→ What is required
Only the pictures are to be left out; set down the rest of the records exactly.

→ Supplied data

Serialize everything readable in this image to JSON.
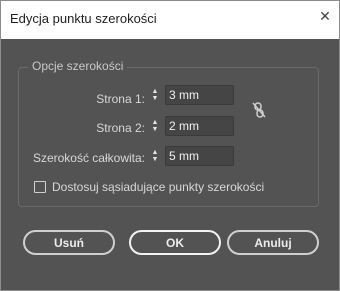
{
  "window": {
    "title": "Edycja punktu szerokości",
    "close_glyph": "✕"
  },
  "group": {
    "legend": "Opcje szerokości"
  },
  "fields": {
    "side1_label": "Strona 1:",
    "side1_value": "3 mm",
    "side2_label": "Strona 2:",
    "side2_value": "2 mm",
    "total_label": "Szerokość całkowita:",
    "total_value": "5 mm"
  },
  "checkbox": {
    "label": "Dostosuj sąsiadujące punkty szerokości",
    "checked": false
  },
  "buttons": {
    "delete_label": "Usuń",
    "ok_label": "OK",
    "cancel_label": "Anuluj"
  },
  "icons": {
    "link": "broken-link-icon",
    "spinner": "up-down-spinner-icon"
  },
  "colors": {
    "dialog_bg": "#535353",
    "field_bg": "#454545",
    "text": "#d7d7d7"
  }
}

→ Solution for this problem
Serialize everything readable in this image to JSON.
{
  "window": {
    "title": "Edycja punktu szerokości",
    "close_glyph": "✕"
  },
  "group": {
    "legend": "Opcje szerokości"
  },
  "fields": {
    "side1_label": "Strona 1:",
    "side1_value": "3 mm",
    "side2_label": "Strona 2:",
    "side2_value": "2 mm",
    "total_label": "Szerokość całkowita:",
    "total_value": "5 mm"
  },
  "checkbox": {
    "label": "Dostosuj sąsiadujące punkty szerokości",
    "checked": false
  },
  "buttons": {
    "delete_label": "Usuń",
    "ok_label": "OK",
    "cancel_label": "Anuluj"
  },
  "icons": {
    "link": "broken-link-icon",
    "spinner": "up-down-spinner-icon"
  },
  "colors": {
    "dialog_bg": "#535353",
    "field_bg": "#454545",
    "text": "#d7d7d7"
  }
}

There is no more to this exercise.